ENTRIES SUPPLIED:

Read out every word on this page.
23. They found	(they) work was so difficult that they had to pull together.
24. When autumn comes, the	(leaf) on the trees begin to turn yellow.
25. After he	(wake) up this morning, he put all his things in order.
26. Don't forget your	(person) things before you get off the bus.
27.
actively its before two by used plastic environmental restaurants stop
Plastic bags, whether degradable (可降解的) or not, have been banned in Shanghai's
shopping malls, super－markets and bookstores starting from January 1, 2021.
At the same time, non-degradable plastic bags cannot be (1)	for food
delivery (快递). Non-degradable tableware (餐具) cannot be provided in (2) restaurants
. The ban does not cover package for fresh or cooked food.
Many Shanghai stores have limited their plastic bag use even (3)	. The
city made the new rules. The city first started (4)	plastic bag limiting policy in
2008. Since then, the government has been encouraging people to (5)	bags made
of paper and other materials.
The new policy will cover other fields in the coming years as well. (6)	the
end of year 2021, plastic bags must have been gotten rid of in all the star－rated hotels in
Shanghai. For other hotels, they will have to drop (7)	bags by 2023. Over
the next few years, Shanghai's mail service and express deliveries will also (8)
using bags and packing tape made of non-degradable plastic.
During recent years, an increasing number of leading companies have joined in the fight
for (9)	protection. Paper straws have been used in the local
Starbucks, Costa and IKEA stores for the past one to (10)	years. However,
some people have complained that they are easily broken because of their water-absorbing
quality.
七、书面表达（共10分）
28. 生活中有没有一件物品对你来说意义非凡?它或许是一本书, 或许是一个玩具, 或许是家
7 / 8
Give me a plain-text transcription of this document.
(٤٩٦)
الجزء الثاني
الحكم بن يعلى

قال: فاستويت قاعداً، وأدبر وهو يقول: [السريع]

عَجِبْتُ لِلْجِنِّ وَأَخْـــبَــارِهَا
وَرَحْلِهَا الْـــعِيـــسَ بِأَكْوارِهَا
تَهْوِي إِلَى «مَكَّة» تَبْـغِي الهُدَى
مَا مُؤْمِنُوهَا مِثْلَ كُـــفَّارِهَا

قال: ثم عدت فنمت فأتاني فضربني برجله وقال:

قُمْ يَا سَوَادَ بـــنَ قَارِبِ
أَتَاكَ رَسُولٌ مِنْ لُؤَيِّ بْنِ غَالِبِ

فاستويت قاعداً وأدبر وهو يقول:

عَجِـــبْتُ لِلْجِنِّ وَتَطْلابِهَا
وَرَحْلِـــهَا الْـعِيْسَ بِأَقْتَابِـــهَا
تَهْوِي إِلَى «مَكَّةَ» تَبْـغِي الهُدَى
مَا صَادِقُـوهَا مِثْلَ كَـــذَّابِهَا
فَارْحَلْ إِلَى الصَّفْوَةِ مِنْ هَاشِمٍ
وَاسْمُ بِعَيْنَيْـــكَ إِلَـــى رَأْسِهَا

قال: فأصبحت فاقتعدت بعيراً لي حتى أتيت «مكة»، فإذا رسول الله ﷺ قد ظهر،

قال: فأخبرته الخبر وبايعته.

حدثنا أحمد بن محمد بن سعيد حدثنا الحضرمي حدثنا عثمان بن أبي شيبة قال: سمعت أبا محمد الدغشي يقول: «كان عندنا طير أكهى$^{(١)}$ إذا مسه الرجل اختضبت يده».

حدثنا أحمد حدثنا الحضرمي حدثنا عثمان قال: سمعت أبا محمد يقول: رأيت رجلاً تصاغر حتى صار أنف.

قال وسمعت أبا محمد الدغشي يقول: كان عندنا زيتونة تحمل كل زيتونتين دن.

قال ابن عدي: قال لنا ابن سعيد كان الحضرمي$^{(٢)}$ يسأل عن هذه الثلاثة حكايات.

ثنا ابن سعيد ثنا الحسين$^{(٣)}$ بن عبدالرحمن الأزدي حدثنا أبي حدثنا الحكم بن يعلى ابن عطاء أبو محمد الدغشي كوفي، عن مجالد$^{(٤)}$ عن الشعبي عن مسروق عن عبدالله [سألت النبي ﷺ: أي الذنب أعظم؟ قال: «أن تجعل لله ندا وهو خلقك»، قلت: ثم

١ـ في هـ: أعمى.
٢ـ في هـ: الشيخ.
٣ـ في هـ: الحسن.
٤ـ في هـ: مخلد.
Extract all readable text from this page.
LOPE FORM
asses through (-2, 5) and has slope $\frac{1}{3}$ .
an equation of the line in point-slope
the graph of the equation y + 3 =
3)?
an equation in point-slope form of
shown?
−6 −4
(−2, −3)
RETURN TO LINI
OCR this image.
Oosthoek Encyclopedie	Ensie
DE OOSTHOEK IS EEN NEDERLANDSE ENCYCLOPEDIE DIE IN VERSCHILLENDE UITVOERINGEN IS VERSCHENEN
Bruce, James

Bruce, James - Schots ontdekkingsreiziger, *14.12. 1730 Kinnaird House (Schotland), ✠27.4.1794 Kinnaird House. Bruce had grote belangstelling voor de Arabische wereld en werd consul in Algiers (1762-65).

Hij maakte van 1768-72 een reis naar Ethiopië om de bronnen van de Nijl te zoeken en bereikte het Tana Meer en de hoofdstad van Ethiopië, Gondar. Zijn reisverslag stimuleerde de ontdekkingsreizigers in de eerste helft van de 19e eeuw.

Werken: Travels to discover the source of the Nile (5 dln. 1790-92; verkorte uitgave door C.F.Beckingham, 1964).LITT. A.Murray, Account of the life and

PROBLEM: Quote every entry exactly.

ANSWER TO THIS TASK:
Read out every word on this page.
23. They found	(they) work was so difficult that they had to pull together.
24. When autumn comes, the	(leaf) on the trees begin to turn yellow.
25. After he	(wake) up this morning, he put all his things in order.
26. Don't forget your	(person) things before you get off the bus.
27.
actively its before two by used plastic environmental restaurants stop
Plastic bags, whether degradable (可降解的) or not, have been banned in Shanghai's
shopping malls, super－markets and bookstores starting from January 1, 2021.
At the same time, non-degradable plastic bags cannot be (1)	for food
delivery (快递). Non-degradable tableware (餐具) cannot be provided in (2) restaurants
. The ban does not cover package for fresh or cooked food.
Many Shanghai stores have limited their plastic bag use even (3)	. The
city made the new rules. The city first started (4)	plastic bag limiting policy in
2008. Since then, the government has been encouraging people to (5)	bags made
of paper and other materials.
The new policy will cover other fields in the coming years as well. (6)	the
end of year 2021, plastic bags must have been gotten rid of in all the star－rated hotels in
Shanghai. For other hotels, they will have to drop (7)	bags by 2023. Over
the next few years, Shanghai's mail service and express deliveries will also (8)
using bags and packing tape made of non-degradable plastic.
During recent years, an increasing number of leading companies have joined in the fight
for (9)	protection. Paper straws have been used in the local
Starbucks, Costa and IKEA stores for the past one to (10)	years. However,
some people have complained that they are easily broken because of their water-absorbing
quality.
七、书面表达（共10分）
28. 生活中有没有一件物品对你来说意义非凡?它或许是一本书, 或许是一个玩具, 或许是家
7 / 8
Give me a plain-text transcription of this document.
(٤٩٦)
الجزء الثاني
الحكم بن يعلى

قال: فاستويت قاعداً، وأدبر وهو يقول: [السريع]

عَجِبْتُ لِلْجِنِّ وَأَخْـــبَــارِهَا
وَرَحْلِهَا الْـــعِيـــسَ بِأَكْوارِهَا
تَهْوِي إِلَى «مَكَّة» تَبْـغِي الهُدَى
مَا مُؤْمِنُوهَا مِثْلَ كُـــفَّارِهَا

قال: ثم عدت فنمت فأتاني فضربني برجله وقال:

قُمْ يَا سَوَادَ بـــنَ قَارِبِ
أَتَاكَ رَسُولٌ مِنْ لُؤَيِّ بْنِ غَالِبِ

فاستويت قاعداً وأدبر وهو يقول:

عَجِـــبْتُ لِلْجِنِّ وَتَطْلابِهَا
وَرَحْلِـــهَا الْـعِيْسَ بِأَقْتَابِـــهَا
تَهْوِي إِلَى «مَكَّةَ» تَبْـغِي الهُدَى
مَا صَادِقُـوهَا مِثْلَ كَـــذَّابِهَا
فَارْحَلْ إِلَى الصَّفْوَةِ مِنْ هَاشِمٍ
وَاسْمُ بِعَيْنَيْـــكَ إِلَـــى رَأْسِهَا

قال: فأصبحت فاقتعدت بعيراً لي حتى أتيت «مكة»، فإذا رسول الله ﷺ قد ظهر،

قال: فأخبرته الخبر وبايعته.

حدثنا أحمد بن محمد بن سعيد حدثنا الحضرمي حدثنا عثمان بن أبي شيبة قال: سمعت أبا محمد الدغشي يقول: «كان عندنا طير أكهى$^{(١)}$ إذا مسه الرجل اختضبت يده».

حدثنا أحمد حدثنا الحضرمي حدثنا عثمان قال: سمعت أبا محمد يقول: رأيت رجلاً تصاغر حتى صار أنف.

قال وسمعت أبا محمد الدغشي يقول: كان عندنا زيتونة تحمل كل زيتونتين دن.

قال ابن عدي: قال لنا ابن سعيد كان الحضرمي$^{(٢)}$ يسأل عن هذه الثلاثة حكايات.

ثنا ابن سعيد ثنا الحسين$^{(٣)}$ بن عبدالرحمن الأزدي حدثنا أبي حدثنا الحكم بن يعلى ابن عطاء أبو محمد الدغشي كوفي، عن مجالد$^{(٤)}$ عن الشعبي عن مسروق عن عبدالله [سألت النبي ﷺ: أي الذنب أعظم؟ قال: «أن تجعل لله ندا وهو خلقك»، قلت: ثم

١ـ في هـ: أعمى.
٢ـ في هـ: الشيخ.
٣ـ في هـ: الحسن.
٤ـ في هـ: مخلد.
Extract all readable text from this page.
LOPE FORM
asses through (-2, 5) and has slope $\frac{1}{3}$ .
an equation of the line in point-slope
the graph of the equation y + 3 =
3)?
an equation in point-slope form of
shown?
−6 −4
(−2, −3)
RETURN TO LINI
OCR this image.
Oosthoek Encyclopedie	Ensie
DE OOSTHOEK IS EEN NEDERLANDSE ENCYCLOPEDIE DIE IN VERSCHILLENDE UITVOERINGEN IS VERSCHENEN
Bruce, James

Bruce, James - Schots ontdekkingsreiziger, *14.12. 1730 Kinnaird House (Schotland), ✠27.4.1794 Kinnaird House. Bruce had grote belangstelling voor de Arabische wereld en werd consul in Algiers (1762-65).

Hij maakte van 1768-72 een reis naar Ethiopië om de bronnen van de Nijl te zoeken en bereikte het Tana Meer en de hoofdstad van Ethiopië, Gondar. Zijn reisverslag stimuleerde de ontdekkingsreizigers in de eerste helft van de 19e eeuw.

Werken: Travels to discover the source of the Nile (5 dln. 1790-92; verkorte uitgave door C.F.Beckingham, 1964).LITT. A.Murray, Account of the life and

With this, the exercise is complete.